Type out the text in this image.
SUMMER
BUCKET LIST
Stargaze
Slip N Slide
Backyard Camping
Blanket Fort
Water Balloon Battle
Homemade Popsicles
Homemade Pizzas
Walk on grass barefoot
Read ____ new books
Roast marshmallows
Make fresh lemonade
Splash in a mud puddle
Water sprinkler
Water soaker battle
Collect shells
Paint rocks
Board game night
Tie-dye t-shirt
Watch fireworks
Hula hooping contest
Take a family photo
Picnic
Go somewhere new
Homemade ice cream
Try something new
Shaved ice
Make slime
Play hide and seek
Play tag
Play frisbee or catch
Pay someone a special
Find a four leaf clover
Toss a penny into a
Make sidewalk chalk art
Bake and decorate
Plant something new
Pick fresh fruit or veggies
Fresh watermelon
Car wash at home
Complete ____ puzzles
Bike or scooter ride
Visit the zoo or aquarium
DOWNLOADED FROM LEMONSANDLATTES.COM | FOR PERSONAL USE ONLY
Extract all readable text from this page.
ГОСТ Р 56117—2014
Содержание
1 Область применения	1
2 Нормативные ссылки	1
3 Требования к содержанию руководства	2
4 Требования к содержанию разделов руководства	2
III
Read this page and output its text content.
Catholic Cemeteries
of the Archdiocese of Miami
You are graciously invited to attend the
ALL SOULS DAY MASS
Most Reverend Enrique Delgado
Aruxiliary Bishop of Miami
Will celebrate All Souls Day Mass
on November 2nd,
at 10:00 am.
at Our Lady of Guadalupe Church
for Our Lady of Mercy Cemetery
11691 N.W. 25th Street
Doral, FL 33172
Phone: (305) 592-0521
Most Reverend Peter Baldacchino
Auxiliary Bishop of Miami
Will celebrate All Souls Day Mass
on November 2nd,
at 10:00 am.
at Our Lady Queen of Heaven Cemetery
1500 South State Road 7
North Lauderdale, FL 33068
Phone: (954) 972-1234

Task prompt =
Repeat the listing exactly, from its first line to its last.

Exercise output =
Type out the text in this image.
SUMMER
BUCKET LIST
Stargaze
Slip N Slide
Backyard Camping
Blanket Fort
Water Balloon Battle
Homemade Popsicles
Homemade Pizzas
Walk on grass barefoot
Read ____ new books
Roast marshmallows
Make fresh lemonade
Splash in a mud puddle
Water sprinkler
Water soaker battle
Collect shells
Paint rocks
Board game night
Tie-dye t-shirt
Watch fireworks
Hula hooping contest
Take a family photo
Picnic
Go somewhere new
Homemade ice cream
Try something new
Shaved ice
Make slime
Play hide and seek
Play tag
Play frisbee or catch
Pay someone a special
Find a four leaf clover
Toss a penny into a
Make sidewalk chalk art
Bake and decorate
Plant something new
Pick fresh fruit or veggies
Fresh watermelon
Car wash at home
Complete ____ puzzles
Bike or scooter ride
Visit the zoo or aquarium
DOWNLOADED FROM LEMONSANDLATTES.COM | FOR PERSONAL USE ONLY
Extract all readable text from this page.
ГОСТ Р 56117—2014
Содержание
1 Область применения	1
2 Нормативные ссылки	1
3 Требования к содержанию руководства	2
4 Требования к содержанию разделов руководства	2
III
Read this page and output its text content.
Catholic Cemeteries
of the Archdiocese of Miami
You are graciously invited to attend the
ALL SOULS DAY MASS
Most Reverend Enrique Delgado
Aruxiliary Bishop of Miami
Will celebrate All Souls Day Mass
on November 2nd,
at 10:00 am.
at Our Lady of Guadalupe Church
for Our Lady of Mercy Cemetery
11691 N.W. 25th Street
Doral, FL 33172
Phone: (305) 592-0521
Most Reverend Peter Baldacchino
Auxiliary Bishop of Miami
Will celebrate All Souls Day Mass
on November 2nd,
at 10:00 am.
at Our Lady Queen of Heaven Cemetery
1500 South State Road 7
North Lauderdale, FL 33068
Phone: (954) 972-1234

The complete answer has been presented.